■ WHAT YOU HAVE TO DO ■
Using the data below, show every line where the word "item" occurs.

(Stored data entries)
- Opening Delimiter -
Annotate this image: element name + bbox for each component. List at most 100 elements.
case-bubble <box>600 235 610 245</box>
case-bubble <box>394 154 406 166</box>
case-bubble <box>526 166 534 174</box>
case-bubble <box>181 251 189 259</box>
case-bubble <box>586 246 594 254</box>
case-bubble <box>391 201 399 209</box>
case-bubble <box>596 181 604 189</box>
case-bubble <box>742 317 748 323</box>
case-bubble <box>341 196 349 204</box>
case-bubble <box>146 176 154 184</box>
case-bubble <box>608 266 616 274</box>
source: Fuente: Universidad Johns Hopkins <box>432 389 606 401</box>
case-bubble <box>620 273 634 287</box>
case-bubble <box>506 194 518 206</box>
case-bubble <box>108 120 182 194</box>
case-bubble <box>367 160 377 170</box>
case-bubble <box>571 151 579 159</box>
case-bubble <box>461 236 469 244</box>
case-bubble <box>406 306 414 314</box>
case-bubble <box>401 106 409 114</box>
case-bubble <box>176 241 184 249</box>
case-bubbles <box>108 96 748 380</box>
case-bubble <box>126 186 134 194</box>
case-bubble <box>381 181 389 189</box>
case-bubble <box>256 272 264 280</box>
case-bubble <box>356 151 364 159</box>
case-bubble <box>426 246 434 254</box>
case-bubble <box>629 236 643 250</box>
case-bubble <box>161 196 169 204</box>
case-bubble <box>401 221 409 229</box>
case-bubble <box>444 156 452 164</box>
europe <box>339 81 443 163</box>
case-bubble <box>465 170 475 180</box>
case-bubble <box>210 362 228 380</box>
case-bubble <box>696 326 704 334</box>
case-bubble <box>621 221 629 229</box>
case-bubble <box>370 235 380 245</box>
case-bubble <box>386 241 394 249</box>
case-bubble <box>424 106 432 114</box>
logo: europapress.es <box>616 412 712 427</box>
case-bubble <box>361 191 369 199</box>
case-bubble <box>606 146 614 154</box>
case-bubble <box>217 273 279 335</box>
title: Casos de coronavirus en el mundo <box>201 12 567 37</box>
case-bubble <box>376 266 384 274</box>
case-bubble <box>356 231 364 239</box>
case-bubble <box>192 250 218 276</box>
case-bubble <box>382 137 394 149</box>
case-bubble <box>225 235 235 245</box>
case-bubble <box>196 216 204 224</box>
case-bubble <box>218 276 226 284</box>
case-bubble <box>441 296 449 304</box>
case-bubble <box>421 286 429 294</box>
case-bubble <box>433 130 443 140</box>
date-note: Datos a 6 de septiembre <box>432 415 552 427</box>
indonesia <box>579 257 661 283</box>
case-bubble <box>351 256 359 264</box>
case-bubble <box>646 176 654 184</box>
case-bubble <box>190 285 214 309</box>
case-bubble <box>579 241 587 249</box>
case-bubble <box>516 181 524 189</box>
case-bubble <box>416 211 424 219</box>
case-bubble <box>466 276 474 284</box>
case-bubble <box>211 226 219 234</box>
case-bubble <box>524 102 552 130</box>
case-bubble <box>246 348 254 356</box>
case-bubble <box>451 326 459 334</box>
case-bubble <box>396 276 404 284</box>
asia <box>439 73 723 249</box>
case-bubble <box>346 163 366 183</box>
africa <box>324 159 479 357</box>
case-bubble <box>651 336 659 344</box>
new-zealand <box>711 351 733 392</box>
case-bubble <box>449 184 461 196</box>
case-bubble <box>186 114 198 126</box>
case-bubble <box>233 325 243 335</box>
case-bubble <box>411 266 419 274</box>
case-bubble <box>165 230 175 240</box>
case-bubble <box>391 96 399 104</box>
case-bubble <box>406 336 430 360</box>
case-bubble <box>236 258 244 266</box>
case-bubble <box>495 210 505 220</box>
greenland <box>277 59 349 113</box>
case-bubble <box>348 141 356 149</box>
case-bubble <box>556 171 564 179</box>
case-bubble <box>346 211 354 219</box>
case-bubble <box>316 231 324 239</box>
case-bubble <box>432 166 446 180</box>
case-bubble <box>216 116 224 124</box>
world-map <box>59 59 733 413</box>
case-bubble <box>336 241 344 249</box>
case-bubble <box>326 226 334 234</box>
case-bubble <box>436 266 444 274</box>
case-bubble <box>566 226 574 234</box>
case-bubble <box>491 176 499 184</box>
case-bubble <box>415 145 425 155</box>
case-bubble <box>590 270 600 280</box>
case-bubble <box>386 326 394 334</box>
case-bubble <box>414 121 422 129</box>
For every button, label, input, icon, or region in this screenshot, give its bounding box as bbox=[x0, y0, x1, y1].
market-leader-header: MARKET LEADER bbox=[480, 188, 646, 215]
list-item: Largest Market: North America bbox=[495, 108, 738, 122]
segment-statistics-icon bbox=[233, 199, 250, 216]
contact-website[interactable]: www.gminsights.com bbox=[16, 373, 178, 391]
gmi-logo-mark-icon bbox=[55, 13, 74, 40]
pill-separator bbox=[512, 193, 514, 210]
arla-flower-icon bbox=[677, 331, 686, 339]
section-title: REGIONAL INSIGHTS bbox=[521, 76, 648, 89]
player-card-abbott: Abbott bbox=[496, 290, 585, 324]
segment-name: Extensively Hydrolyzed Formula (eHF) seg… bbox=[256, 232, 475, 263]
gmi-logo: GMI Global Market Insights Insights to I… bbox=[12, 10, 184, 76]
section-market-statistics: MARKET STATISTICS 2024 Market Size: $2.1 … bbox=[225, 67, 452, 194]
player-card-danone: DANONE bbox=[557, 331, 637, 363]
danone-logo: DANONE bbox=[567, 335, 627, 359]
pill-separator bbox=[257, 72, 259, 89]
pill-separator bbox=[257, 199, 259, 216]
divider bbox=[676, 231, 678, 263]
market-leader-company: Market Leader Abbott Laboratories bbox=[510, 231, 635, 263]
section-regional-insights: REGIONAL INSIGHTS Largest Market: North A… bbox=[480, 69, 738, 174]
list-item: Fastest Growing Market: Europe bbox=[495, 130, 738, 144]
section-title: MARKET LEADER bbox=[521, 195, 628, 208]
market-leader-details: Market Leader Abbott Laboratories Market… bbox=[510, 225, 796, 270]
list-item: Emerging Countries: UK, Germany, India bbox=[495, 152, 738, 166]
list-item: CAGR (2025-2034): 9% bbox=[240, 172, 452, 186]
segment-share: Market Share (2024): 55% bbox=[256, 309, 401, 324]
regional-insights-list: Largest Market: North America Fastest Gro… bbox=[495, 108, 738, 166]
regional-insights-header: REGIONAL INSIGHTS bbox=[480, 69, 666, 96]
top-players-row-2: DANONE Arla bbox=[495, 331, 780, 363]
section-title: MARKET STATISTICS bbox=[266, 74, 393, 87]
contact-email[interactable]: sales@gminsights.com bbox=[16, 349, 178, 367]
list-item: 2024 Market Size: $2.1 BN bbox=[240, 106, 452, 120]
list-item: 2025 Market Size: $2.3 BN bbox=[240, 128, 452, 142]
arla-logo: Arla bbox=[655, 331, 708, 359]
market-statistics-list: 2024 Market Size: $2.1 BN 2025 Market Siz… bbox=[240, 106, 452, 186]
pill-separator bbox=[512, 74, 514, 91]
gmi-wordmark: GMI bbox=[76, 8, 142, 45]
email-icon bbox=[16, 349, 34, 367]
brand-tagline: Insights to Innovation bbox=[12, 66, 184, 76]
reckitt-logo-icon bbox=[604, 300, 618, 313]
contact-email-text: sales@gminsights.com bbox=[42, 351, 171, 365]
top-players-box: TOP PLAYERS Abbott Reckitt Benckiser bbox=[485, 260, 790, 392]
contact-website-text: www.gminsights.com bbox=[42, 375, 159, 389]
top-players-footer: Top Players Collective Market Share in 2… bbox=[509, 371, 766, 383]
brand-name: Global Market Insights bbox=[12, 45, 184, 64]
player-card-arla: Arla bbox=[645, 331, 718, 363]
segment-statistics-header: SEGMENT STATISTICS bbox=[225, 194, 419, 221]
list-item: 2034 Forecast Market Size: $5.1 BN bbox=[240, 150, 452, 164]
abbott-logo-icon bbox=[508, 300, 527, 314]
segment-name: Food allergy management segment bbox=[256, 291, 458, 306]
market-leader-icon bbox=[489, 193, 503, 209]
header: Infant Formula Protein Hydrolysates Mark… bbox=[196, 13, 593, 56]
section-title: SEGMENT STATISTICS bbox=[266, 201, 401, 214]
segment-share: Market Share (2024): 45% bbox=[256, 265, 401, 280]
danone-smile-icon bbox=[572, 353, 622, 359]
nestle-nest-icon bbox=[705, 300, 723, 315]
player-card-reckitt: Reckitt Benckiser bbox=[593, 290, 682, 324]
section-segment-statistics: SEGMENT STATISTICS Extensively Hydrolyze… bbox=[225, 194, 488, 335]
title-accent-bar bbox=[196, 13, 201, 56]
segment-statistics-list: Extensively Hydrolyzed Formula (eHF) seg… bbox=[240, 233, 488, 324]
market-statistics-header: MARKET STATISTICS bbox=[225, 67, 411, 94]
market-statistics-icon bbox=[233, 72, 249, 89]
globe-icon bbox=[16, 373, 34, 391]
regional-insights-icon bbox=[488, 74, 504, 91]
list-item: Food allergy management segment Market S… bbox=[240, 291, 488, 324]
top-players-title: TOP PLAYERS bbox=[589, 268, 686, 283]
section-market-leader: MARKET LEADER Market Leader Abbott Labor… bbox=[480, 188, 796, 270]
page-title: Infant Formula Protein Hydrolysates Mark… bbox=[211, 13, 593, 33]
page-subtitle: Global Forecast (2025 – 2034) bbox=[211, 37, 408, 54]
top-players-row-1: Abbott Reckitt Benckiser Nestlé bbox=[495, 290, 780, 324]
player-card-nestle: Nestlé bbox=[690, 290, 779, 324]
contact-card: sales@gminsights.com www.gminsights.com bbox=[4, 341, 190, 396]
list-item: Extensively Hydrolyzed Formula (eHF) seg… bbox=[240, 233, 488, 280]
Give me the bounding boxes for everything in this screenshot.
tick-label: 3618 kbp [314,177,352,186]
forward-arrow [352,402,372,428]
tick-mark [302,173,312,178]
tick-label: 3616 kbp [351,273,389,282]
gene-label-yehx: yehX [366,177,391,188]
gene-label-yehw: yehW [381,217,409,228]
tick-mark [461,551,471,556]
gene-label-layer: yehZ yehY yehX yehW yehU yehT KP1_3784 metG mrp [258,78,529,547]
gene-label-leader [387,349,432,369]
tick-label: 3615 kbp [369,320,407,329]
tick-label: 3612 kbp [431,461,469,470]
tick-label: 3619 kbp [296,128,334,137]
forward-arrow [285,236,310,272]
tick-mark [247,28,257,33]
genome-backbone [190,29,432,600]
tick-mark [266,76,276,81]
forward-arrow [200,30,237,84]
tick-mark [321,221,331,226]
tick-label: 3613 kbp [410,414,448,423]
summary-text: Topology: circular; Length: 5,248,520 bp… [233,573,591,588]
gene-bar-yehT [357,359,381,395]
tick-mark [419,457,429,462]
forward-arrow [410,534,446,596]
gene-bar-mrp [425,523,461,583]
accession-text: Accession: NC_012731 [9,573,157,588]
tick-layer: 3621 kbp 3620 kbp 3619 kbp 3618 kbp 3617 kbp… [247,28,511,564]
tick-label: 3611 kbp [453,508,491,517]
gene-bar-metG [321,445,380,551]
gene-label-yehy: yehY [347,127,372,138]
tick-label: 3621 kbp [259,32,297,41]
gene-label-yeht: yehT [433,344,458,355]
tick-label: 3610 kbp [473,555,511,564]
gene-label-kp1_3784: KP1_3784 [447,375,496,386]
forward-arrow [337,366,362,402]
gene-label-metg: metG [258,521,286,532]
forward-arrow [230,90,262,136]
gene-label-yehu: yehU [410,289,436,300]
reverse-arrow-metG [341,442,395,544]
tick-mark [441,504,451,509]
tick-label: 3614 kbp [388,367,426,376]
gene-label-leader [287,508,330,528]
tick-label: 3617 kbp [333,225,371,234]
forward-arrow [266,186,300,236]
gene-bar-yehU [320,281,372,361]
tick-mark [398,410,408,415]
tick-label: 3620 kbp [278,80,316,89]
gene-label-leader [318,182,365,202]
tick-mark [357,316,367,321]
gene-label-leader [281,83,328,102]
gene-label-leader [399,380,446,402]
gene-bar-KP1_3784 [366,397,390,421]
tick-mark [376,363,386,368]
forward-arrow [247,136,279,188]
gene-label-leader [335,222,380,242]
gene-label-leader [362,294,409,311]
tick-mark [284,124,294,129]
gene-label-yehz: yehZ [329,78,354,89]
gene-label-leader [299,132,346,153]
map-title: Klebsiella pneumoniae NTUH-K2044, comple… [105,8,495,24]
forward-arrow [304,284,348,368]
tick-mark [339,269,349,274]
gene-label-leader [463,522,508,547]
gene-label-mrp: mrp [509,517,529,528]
- Closing Delimiter -
■ SOLVED EXERCISE ■
list-item: Largest Market: North America bbox=[495, 108, 738, 122]
list-item: Fastest Growing Market: Europe bbox=[495, 130, 738, 144]
list-item: Emerging Countries: UK, Germany, India bbox=[495, 152, 738, 166]
list-item: CAGR (2025-2034): 9% bbox=[240, 172, 452, 186]
list-item: 2024 Market Size: $2.1 BN bbox=[240, 106, 452, 120]
list-item: 2025 Market Size: $2.3 BN bbox=[240, 128, 452, 142]
list-item: 2034 Forecast Market Size: $5.1 BN bbox=[240, 150, 452, 164]
list-item: Food allergy management segment Market S… bbox=[240, 291, 488, 324]
list-item: Extensively Hydrolyzed Formula (eHF) seg… bbox=[240, 233, 488, 280]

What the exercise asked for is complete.